**WHAT THE TASK REQUIRES:** Leaving the pictures aside, transcribe every line below exactly.

## START

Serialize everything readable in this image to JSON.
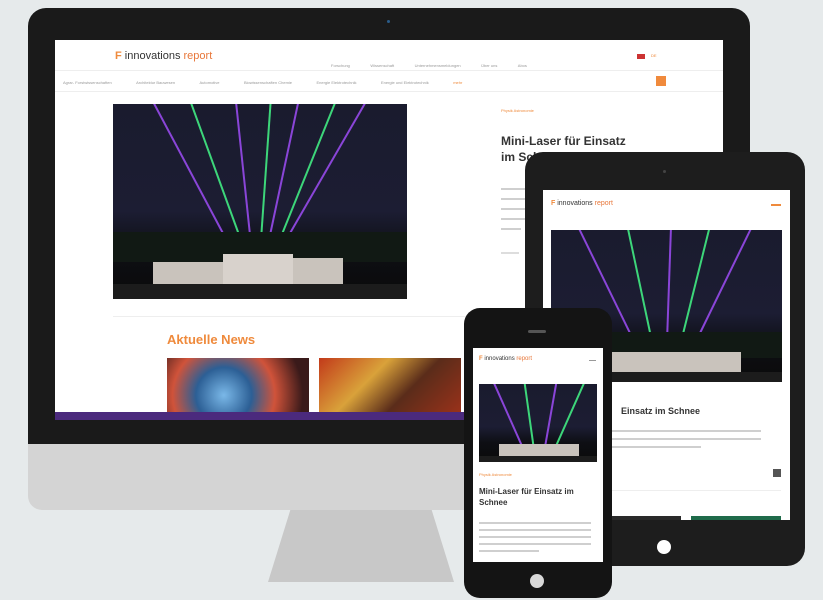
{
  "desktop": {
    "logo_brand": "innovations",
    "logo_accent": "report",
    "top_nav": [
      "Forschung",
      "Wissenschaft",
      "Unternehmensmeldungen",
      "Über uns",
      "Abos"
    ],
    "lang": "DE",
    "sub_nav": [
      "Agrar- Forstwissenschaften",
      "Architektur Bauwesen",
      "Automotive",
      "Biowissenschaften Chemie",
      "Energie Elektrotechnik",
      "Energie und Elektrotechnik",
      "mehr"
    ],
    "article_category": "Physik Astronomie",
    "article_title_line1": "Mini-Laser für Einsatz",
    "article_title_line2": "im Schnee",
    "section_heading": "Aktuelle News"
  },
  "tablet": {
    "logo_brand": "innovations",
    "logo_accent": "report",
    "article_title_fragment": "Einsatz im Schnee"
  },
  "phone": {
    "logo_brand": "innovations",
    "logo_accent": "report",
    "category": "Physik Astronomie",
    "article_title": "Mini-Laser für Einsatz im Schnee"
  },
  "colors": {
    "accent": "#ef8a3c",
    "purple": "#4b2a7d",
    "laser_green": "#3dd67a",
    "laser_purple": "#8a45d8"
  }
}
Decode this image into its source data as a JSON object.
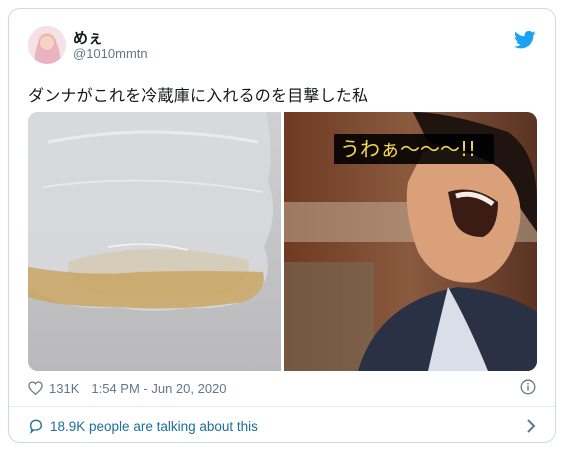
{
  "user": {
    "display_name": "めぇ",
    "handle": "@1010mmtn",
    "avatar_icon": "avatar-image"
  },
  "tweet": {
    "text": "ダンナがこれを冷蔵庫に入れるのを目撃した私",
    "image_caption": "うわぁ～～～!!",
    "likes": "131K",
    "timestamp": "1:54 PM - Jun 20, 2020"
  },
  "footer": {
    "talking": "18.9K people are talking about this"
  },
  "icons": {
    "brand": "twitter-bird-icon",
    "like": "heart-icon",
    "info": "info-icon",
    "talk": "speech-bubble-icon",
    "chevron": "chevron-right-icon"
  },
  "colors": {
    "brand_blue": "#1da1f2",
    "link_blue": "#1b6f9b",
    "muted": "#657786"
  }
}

## END

**FINAL ANSWER:**
Serialize everything readable in this image to JSON.
{
  "desktop": {
    "logo_brand": "innovations",
    "logo_accent": "report",
    "top_nav": [
      "Forschung",
      "Wissenschaft",
      "Unternehmensmeldungen",
      "Über uns",
      "Abos"
    ],
    "lang": "DE",
    "sub_nav": [
      "Agrar- Forstwissenschaften",
      "Architektur Bauwesen",
      "Automotive",
      "Biowissenschaften Chemie",
      "Energie Elektrotechnik",
      "Energie und Elektrotechnik",
      "mehr"
    ],
    "article_category": "Physik Astronomie",
    "article_title_line1": "Mini-Laser für Einsatz",
    "article_title_line2": "im Schnee",
    "section_heading": "Aktuelle News"
  },
  "tablet": {
    "logo_brand": "innovations",
    "logo_accent": "report",
    "article_title_fragment": "Einsatz im Schnee"
  },
  "phone": {
    "logo_brand": "innovations",
    "logo_accent": "report",
    "category": "Physik Astronomie",
    "article_title": "Mini-Laser für Einsatz im Schnee"
  },
  "colors": {
    "accent": "#ef8a3c",
    "purple": "#4b2a7d",
    "laser_green": "#3dd67a",
    "laser_purple": "#8a45d8"
  }
}
Decode this image into its source data as a JSON object.
{
  "user": {
    "display_name": "めぇ",
    "handle": "@1010mmtn",
    "avatar_icon": "avatar-image"
  },
  "tweet": {
    "text": "ダンナがこれを冷蔵庫に入れるのを目撃した私",
    "image_caption": "うわぁ～～～!!",
    "likes": "131K",
    "timestamp": "1:54 PM - Jun 20, 2020"
  },
  "footer": {
    "talking": "18.9K people are talking about this"
  },
  "icons": {
    "brand": "twitter-bird-icon",
    "like": "heart-icon",
    "info": "info-icon",
    "talk": "speech-bubble-icon",
    "chevron": "chevron-right-icon"
  },
  "colors": {
    "brand_blue": "#1da1f2",
    "link_blue": "#1b6f9b",
    "muted": "#657786"
  }
}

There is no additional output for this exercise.